[BEGIN]

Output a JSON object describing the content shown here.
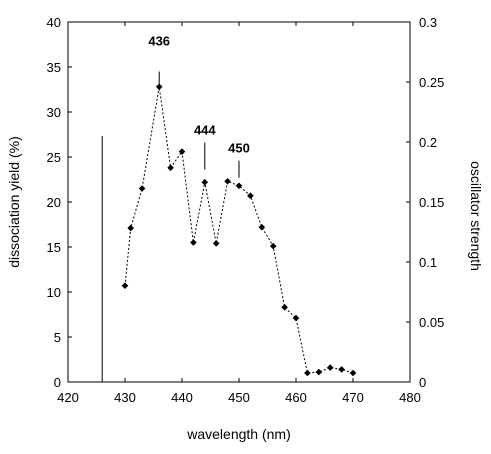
{
  "chart_data": {
    "type": "scatter",
    "title": "",
    "xlabel": "wavelength (nm)",
    "ylabel": "dissociation yield (%)",
    "y2label": "oscillator strength",
    "xlim": [
      420,
      480
    ],
    "ylim": [
      0,
      40
    ],
    "y2lim": [
      0,
      0.3
    ],
    "xticks": [
      "420",
      "430",
      "440",
      "450",
      "460",
      "470",
      "480"
    ],
    "yticks": [
      "0",
      "5",
      "10",
      "15",
      "20",
      "25",
      "30",
      "35",
      "40"
    ],
    "y2ticks": [
      "0",
      "0.05",
      "0.1",
      "0.15",
      "0.2",
      "0.25",
      "0.3"
    ],
    "grid": false,
    "legend": "none",
    "series": [
      {
        "axis": "left",
        "style": "dotted line with diamond markers",
        "color": "#000000",
        "x": [
          430,
          431,
          433,
          436,
          438,
          440,
          442,
          444,
          446,
          448,
          450,
          452,
          454,
          456,
          458,
          460,
          462,
          464,
          466,
          468,
          470
        ],
        "y": [
          10.7,
          17.1,
          21.5,
          32.8,
          23.8,
          25.6,
          15.5,
          22.2,
          15.4,
          22.3,
          21.8,
          20.7,
          17.2,
          15.1,
          8.3,
          7.1,
          1.0,
          1.1,
          1.6,
          1.4,
          1.0
        ]
      },
      {
        "axis": "right",
        "style": "vertical stick",
        "color": "#000000",
        "x": [
          426
        ],
        "y": [
          0.205
        ]
      }
    ],
    "annotations": [
      {
        "text": "436",
        "x": 436,
        "y_label": 37.4,
        "y_top": 34.5,
        "y_bottom": 34.5
      },
      {
        "text": "444",
        "x": 444,
        "y_label": 27.5,
        "y_top": 26.6,
        "y_bottom": 23.6
      },
      {
        "text": "450",
        "x": 450,
        "y_label": 25.5,
        "y_top": 24.6,
        "y_bottom": 22.7
      }
    ]
  }
}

[END]

**WHAT YOU ARE ASKED TO DO:**
Check each line of the records for the word "style" and extract those that contain it.

**SOLUTION:**
        "style": "dotted line with diamond markers",
        "style": "vertical stick",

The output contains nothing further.